#### [Task requirements]
Every record must be transcribed in its entirety, apart from the images, which are to be omitted.
========================================================================
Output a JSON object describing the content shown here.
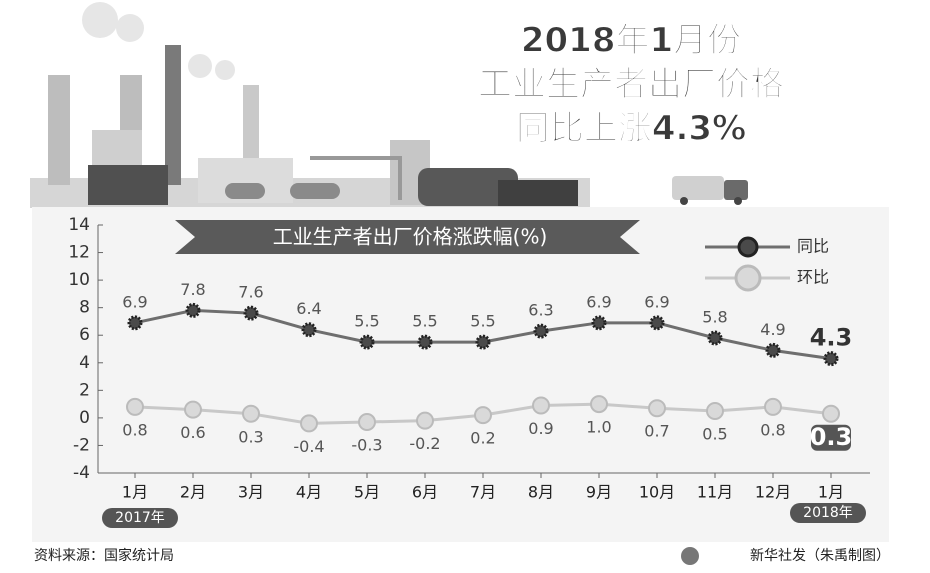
{
  "chart_data": {
    "type": "line",
    "title": [
      "2018年1月份",
      "工业生产者出厂价格",
      "同比上涨4.3%"
    ],
    "subtitle": "工业生产者出厂价格涨跌幅(%)",
    "categories": [
      "1月",
      "2月",
      "3月",
      "4月",
      "5月",
      "6月",
      "7月",
      "8月",
      "9月",
      "10月",
      "11月",
      "12月",
      "1月"
    ],
    "annotations": [
      "2017年",
      "2018年"
    ],
    "series": [
      {
        "name": "同比",
        "color": "#4a4a4a",
        "values": [
          6.9,
          7.8,
          7.6,
          6.4,
          5.5,
          5.5,
          5.5,
          6.3,
          6.9,
          6.9,
          5.8,
          4.9,
          4.3
        ]
      },
      {
        "name": "环比",
        "color": "#d9d9d9",
        "values": [
          0.8,
          0.6,
          0.3,
          -0.4,
          -0.3,
          -0.2,
          0.2,
          0.9,
          1.0,
          0.7,
          0.5,
          0.8,
          0.3
        ],
        "value_labels": [
          "0.8",
          "0.6",
          "0.3",
          "-0.4",
          "-0.3",
          "-0.2",
          "0.2",
          "0.9",
          "1.0",
          "0.7",
          "0.5",
          "0.8",
          "0.3"
        ]
      }
    ],
    "ylim": [
      -4,
      14
    ],
    "yticks": [
      -4,
      -2,
      0,
      2,
      4,
      6,
      8,
      10,
      12,
      14
    ],
    "source": "资料来源：国家统计局",
    "credit": "新华社发（朱禹制图）"
  }
}
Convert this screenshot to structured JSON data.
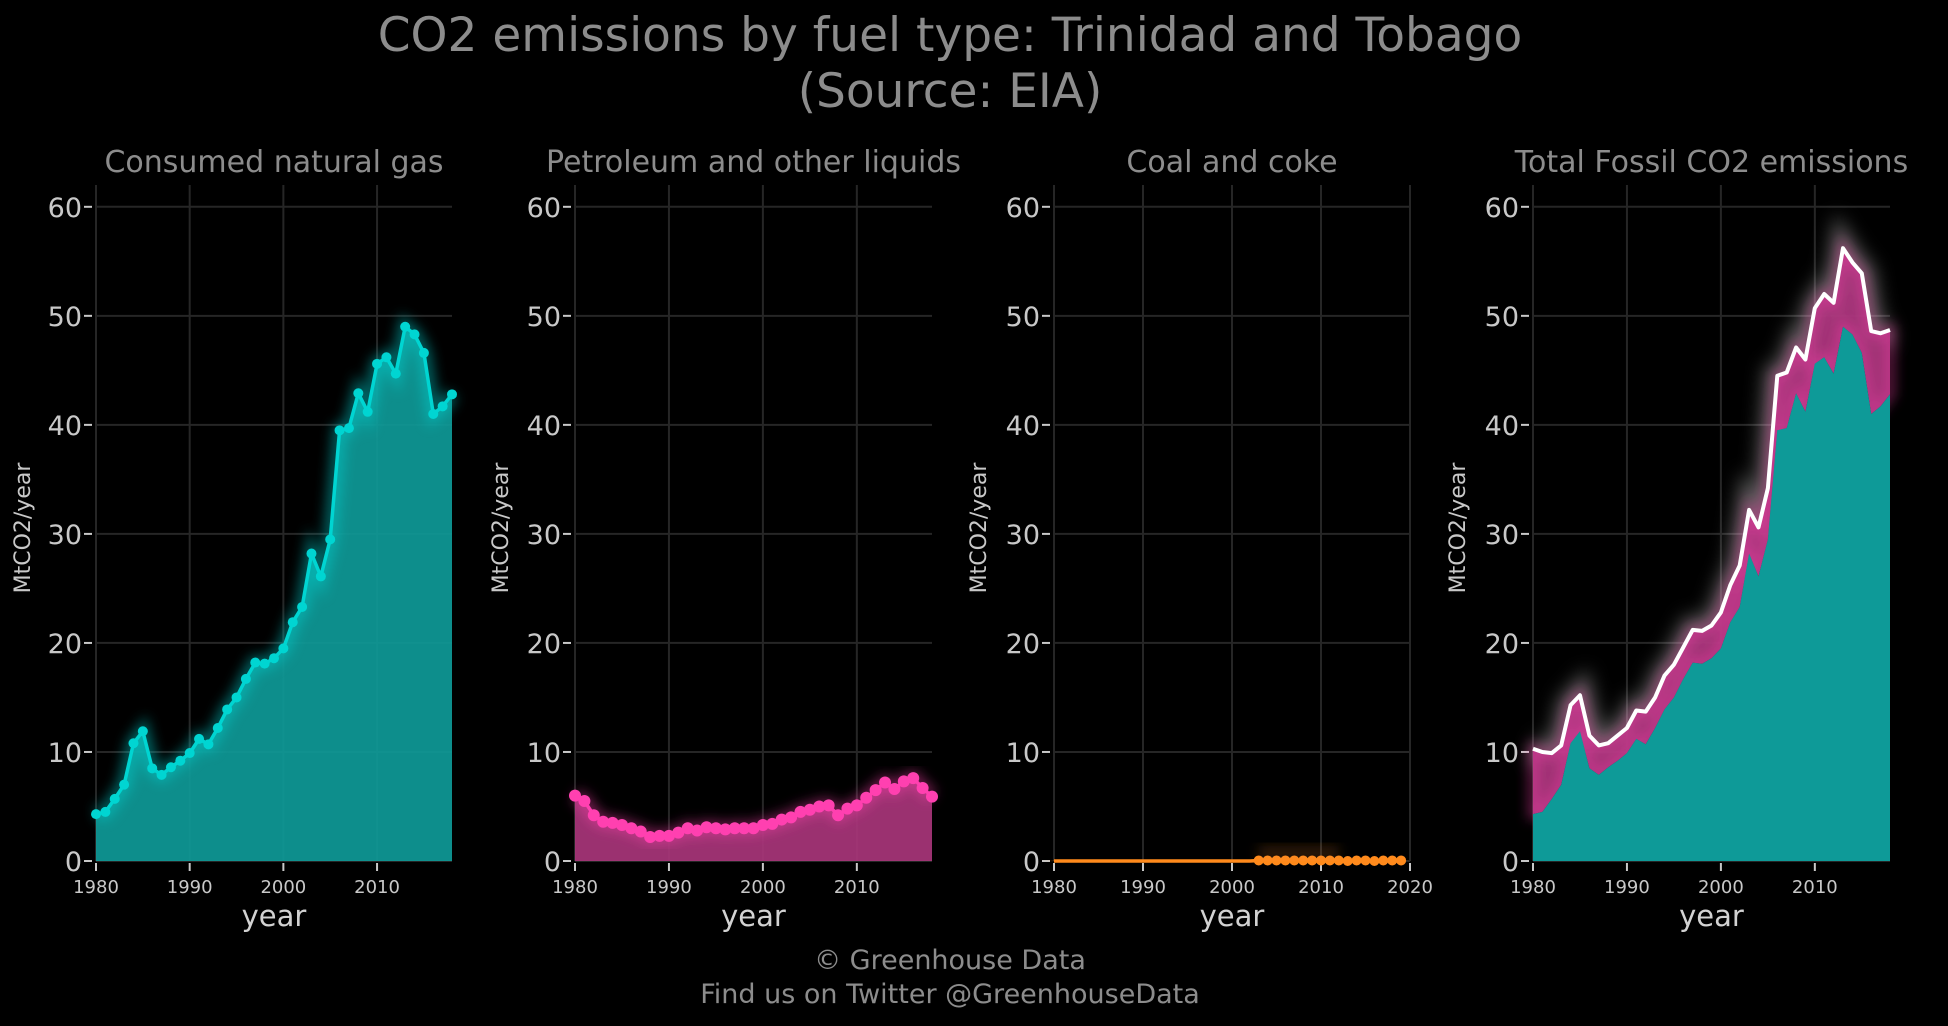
{
  "title": "CO2 emissions by fuel type: Trinidad and Tobago",
  "subtitle": "(Source: EIA)",
  "footer": {
    "line1": "© Greenhouse Data",
    "line2": "Find us on Twitter @GreenhouseData"
  },
  "colors": {
    "natural_gas": "#00d5d2",
    "natural_gas_fill": "#0e9a98",
    "petroleum": "#ff40b0",
    "petroleum_fill": "#a8357a",
    "coal": "#ff8a1c",
    "total_line": "#ffffff",
    "grid": "#262626"
  },
  "chart_data": [
    {
      "id": "gas",
      "type": "area",
      "title": "Consumed natural gas",
      "xlabel": "year",
      "ylabel": "MtCO2/year",
      "xticks": [
        1980,
        1990,
        2000,
        2010
      ],
      "xlim": [
        1980,
        2018
      ],
      "yticks": [
        0,
        10,
        20,
        30,
        40,
        50,
        60
      ],
      "ylim": [
        0,
        62
      ],
      "x": [
        1980,
        1981,
        1982,
        1983,
        1984,
        1985,
        1986,
        1987,
        1988,
        1989,
        1990,
        1991,
        1992,
        1993,
        1994,
        1995,
        1996,
        1997,
        1998,
        1999,
        2000,
        2001,
        2002,
        2003,
        2004,
        2005,
        2006,
        2007,
        2008,
        2009,
        2010,
        2011,
        2012,
        2013,
        2014,
        2015,
        2016,
        2017,
        2018
      ],
      "series": [
        {
          "values": [
            4.3,
            4.5,
            5.7,
            7.0,
            10.8,
            11.9,
            8.5,
            7.9,
            8.6,
            9.2,
            9.9,
            11.2,
            10.7,
            12.2,
            13.9,
            15.0,
            16.7,
            18.2,
            18.1,
            18.6,
            19.5,
            21.9,
            23.3,
            28.2,
            26.1,
            29.5,
            39.5,
            39.7,
            42.9,
            41.2,
            45.6,
            46.2,
            44.7,
            49.0,
            48.3,
            46.6,
            41.0,
            41.7,
            42.8
          ]
        }
      ]
    },
    {
      "id": "petroleum",
      "type": "area",
      "title": "Petroleum and other liquids",
      "xlabel": "year",
      "ylabel": "MtCO2/year",
      "xticks": [
        1980,
        1990,
        2000,
        2010
      ],
      "xlim": [
        1980,
        2018
      ],
      "yticks": [
        0,
        10,
        20,
        30,
        40,
        50,
        60
      ],
      "ylim": [
        0,
        62
      ],
      "x": [
        1980,
        1981,
        1982,
        1983,
        1984,
        1985,
        1986,
        1987,
        1988,
        1989,
        1990,
        1991,
        1992,
        1993,
        1994,
        1995,
        1996,
        1997,
        1998,
        1999,
        2000,
        2001,
        2002,
        2003,
        2004,
        2005,
        2006,
        2007,
        2008,
        2009,
        2010,
        2011,
        2012,
        2013,
        2014,
        2015,
        2016,
        2017,
        2018
      ],
      "series": [
        {
          "values": [
            6.0,
            5.5,
            4.2,
            3.6,
            3.5,
            3.3,
            3.0,
            2.7,
            2.2,
            2.3,
            2.3,
            2.6,
            3.0,
            2.8,
            3.1,
            3.0,
            2.9,
            3.0,
            3.0,
            3.0,
            3.3,
            3.4,
            3.8,
            4.0,
            4.5,
            4.7,
            5.0,
            5.1,
            4.2,
            4.8,
            5.1,
            5.8,
            6.5,
            7.2,
            6.6,
            7.3,
            7.6,
            6.7,
            5.9
          ]
        }
      ]
    },
    {
      "id": "coal",
      "type": "area",
      "title": "Coal and coke",
      "xlabel": "year",
      "ylabel": "MtCO2/year",
      "xticks": [
        1980,
        1990,
        2000,
        2010,
        2020
      ],
      "xlim": [
        1980,
        2020
      ],
      "yticks": [
        0,
        10,
        20,
        30,
        40,
        50,
        60
      ],
      "ylim": [
        0,
        62
      ],
      "x": [
        1980,
        2002,
        2003,
        2004,
        2005,
        2006,
        2007,
        2008,
        2009,
        2010,
        2011,
        2012,
        2013,
        2014,
        2015,
        2016,
        2017,
        2018,
        2019
      ],
      "series": [
        {
          "values": [
            0,
            0,
            0.05,
            0.05,
            0.05,
            0.05,
            0.05,
            0.05,
            0.05,
            0.05,
            0.05,
            0.05,
            0,
            0.05,
            0.05,
            0,
            0.05,
            0.05,
            0.05
          ]
        }
      ]
    },
    {
      "id": "total",
      "type": "area",
      "title": "Total Fossil CO2 emissions",
      "xlabel": "year",
      "ylabel": "MtCO2/year",
      "xticks": [
        1980,
        1990,
        2000,
        2010
      ],
      "xlim": [
        1980,
        2018
      ],
      "yticks": [
        0,
        10,
        20,
        30,
        40,
        50,
        60
      ],
      "ylim": [
        0,
        62
      ],
      "x": [
        1980,
        1981,
        1982,
        1983,
        1984,
        1985,
        1986,
        1987,
        1988,
        1989,
        1990,
        1991,
        1992,
        1993,
        1994,
        1995,
        1996,
        1997,
        1998,
        1999,
        2000,
        2001,
        2002,
        2003,
        2004,
        2005,
        2006,
        2007,
        2008,
        2009,
        2010,
        2011,
        2012,
        2013,
        2014,
        2015,
        2016,
        2017,
        2018
      ],
      "stack": [
        "gas",
        "petroleum"
      ],
      "total_line": true
    }
  ]
}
========================================================================
#### [Result below]
Output a JSON object describing the content shown here.
{
  "chart_data": {
    "type": "line",
    "title": [
      "2018年1月份",
      "工业生产者出厂价格",
      "同比上涨4.3%"
    ],
    "subtitle": "工业生产者出厂价格涨跌幅(%)",
    "categories": [
      "1月",
      "2月",
      "3月",
      "4月",
      "5月",
      "6月",
      "7月",
      "8月",
      "9月",
      "10月",
      "11月",
      "12月",
      "1月"
    ],
    "annotations": [
      "2017年",
      "2018年"
    ],
    "series": [
      {
        "name": "同比",
        "color": "#4a4a4a",
        "values": [
          6.9,
          7.8,
          7.6,
          6.4,
          5.5,
          5.5,
          5.5,
          6.3,
          6.9,
          6.9,
          5.8,
          4.9,
          4.3
        ]
      },
      {
        "name": "环比",
        "color": "#d9d9d9",
        "values": [
          0.8,
          0.6,
          0.3,
          -0.4,
          -0.3,
          -0.2,
          0.2,
          0.9,
          1.0,
          0.7,
          0.5,
          0.8,
          0.3
        ],
        "value_labels": [
          "0.8",
          "0.6",
          "0.3",
          "-0.4",
          "-0.3",
          "-0.2",
          "0.2",
          "0.9",
          "1.0",
          "0.7",
          "0.5",
          "0.8",
          "0.3"
        ]
      }
    ],
    "ylim": [
      -4,
      14
    ],
    "yticks": [
      -4,
      -2,
      0,
      2,
      4,
      6,
      8,
      10,
      12,
      14
    ],
    "source": "资料来源：国家统计局",
    "credit": "新华社发（朱禹制图）"
  }
}
Convert this screenshot to structured JSON data.
{
  "title": "CO2 emissions by fuel type: Trinidad and Tobago",
  "subtitle": "(Source: EIA)",
  "footer": {
    "line1": "© Greenhouse Data",
    "line2": "Find us on Twitter @GreenhouseData"
  },
  "colors": {
    "natural_gas": "#00d5d2",
    "natural_gas_fill": "#0e9a98",
    "petroleum": "#ff40b0",
    "petroleum_fill": "#a8357a",
    "coal": "#ff8a1c",
    "total_line": "#ffffff",
    "grid": "#262626"
  },
  "chart_data": [
    {
      "id": "gas",
      "type": "area",
      "title": "Consumed natural gas",
      "xlabel": "year",
      "ylabel": "MtCO2/year",
      "xticks": [
        1980,
        1990,
        2000,
        2010
      ],
      "xlim": [
        1980,
        2018
      ],
      "yticks": [
        0,
        10,
        20,
        30,
        40,
        50,
        60
      ],
      "ylim": [
        0,
        62
      ],
      "x": [
        1980,
        1981,
        1982,
        1983,
        1984,
        1985,
        1986,
        1987,
        1988,
        1989,
        1990,
        1991,
        1992,
        1993,
        1994,
        1995,
        1996,
        1997,
        1998,
        1999,
        2000,
        2001,
        2002,
        2003,
        2004,
        2005,
        2006,
        2007,
        2008,
        2009,
        2010,
        2011,
        2012,
        2013,
        2014,
        2015,
        2016,
        2017,
        2018
      ],
      "series": [
        {
          "values": [
            4.3,
            4.5,
            5.7,
            7.0,
            10.8,
            11.9,
            8.5,
            7.9,
            8.6,
            9.2,
            9.9,
            11.2,
            10.7,
            12.2,
            13.9,
            15.0,
            16.7,
            18.2,
            18.1,
            18.6,
            19.5,
            21.9,
            23.3,
            28.2,
            26.1,
            29.5,
            39.5,
            39.7,
            42.9,
            41.2,
            45.6,
            46.2,
            44.7,
            49.0,
            48.3,
            46.6,
            41.0,
            41.7,
            42.8
          ]
        }
      ]
    },
    {
      "id": "petroleum",
      "type": "area",
      "title": "Petroleum and other liquids",
      "xlabel": "year",
      "ylabel": "MtCO2/year",
      "xticks": [
        1980,
        1990,
        2000,
        2010
      ],
      "xlim": [
        1980,
        2018
      ],
      "yticks": [
        0,
        10,
        20,
        30,
        40,
        50,
        60
      ],
      "ylim": [
        0,
        62
      ],
      "x": [
        1980,
        1981,
        1982,
        1983,
        1984,
        1985,
        1986,
        1987,
        1988,
        1989,
        1990,
        1991,
        1992,
        1993,
        1994,
        1995,
        1996,
        1997,
        1998,
        1999,
        2000,
        2001,
        2002,
        2003,
        2004,
        2005,
        2006,
        2007,
        2008,
        2009,
        2010,
        2011,
        2012,
        2013,
        2014,
        2015,
        2016,
        2017,
        2018
      ],
      "series": [
        {
          "values": [
            6.0,
            5.5,
            4.2,
            3.6,
            3.5,
            3.3,
            3.0,
            2.7,
            2.2,
            2.3,
            2.3,
            2.6,
            3.0,
            2.8,
            3.1,
            3.0,
            2.9,
            3.0,
            3.0,
            3.0,
            3.3,
            3.4,
            3.8,
            4.0,
            4.5,
            4.7,
            5.0,
            5.1,
            4.2,
            4.8,
            5.1,
            5.8,
            6.5,
            7.2,
            6.6,
            7.3,
            7.6,
            6.7,
            5.9
          ]
        }
      ]
    },
    {
      "id": "coal",
      "type": "area",
      "title": "Coal and coke",
      "xlabel": "year",
      "ylabel": "MtCO2/year",
      "xticks": [
        1980,
        1990,
        2000,
        2010,
        2020
      ],
      "xlim": [
        1980,
        2020
      ],
      "yticks": [
        0,
        10,
        20,
        30,
        40,
        50,
        60
      ],
      "ylim": [
        0,
        62
      ],
      "x": [
        1980,
        2002,
        2003,
        2004,
        2005,
        2006,
        2007,
        2008,
        2009,
        2010,
        2011,
        2012,
        2013,
        2014,
        2015,
        2016,
        2017,
        2018,
        2019
      ],
      "series": [
        {
          "values": [
            0,
            0,
            0.05,
            0.05,
            0.05,
            0.05,
            0.05,
            0.05,
            0.05,
            0.05,
            0.05,
            0.05,
            0,
            0.05,
            0.05,
            0,
            0.05,
            0.05,
            0.05
          ]
        }
      ]
    },
    {
      "id": "total",
      "type": "area",
      "title": "Total Fossil CO2 emissions",
      "xlabel": "year",
      "ylabel": "MtCO2/year",
      "xticks": [
        1980,
        1990,
        2000,
        2010
      ],
      "xlim": [
        1980,
        2018
      ],
      "yticks": [
        0,
        10,
        20,
        30,
        40,
        50,
        60
      ],
      "ylim": [
        0,
        62
      ],
      "x": [
        1980,
        1981,
        1982,
        1983,
        1984,
        1985,
        1986,
        1987,
        1988,
        1989,
        1990,
        1991,
        1992,
        1993,
        1994,
        1995,
        1996,
        1997,
        1998,
        1999,
        2000,
        2001,
        2002,
        2003,
        2004,
        2005,
        2006,
        2007,
        2008,
        2009,
        2010,
        2011,
        2012,
        2013,
        2014,
        2015,
        2016,
        2017,
        2018
      ],
      "stack": [
        "gas",
        "petroleum"
      ],
      "total_line": true
    }
  ]
}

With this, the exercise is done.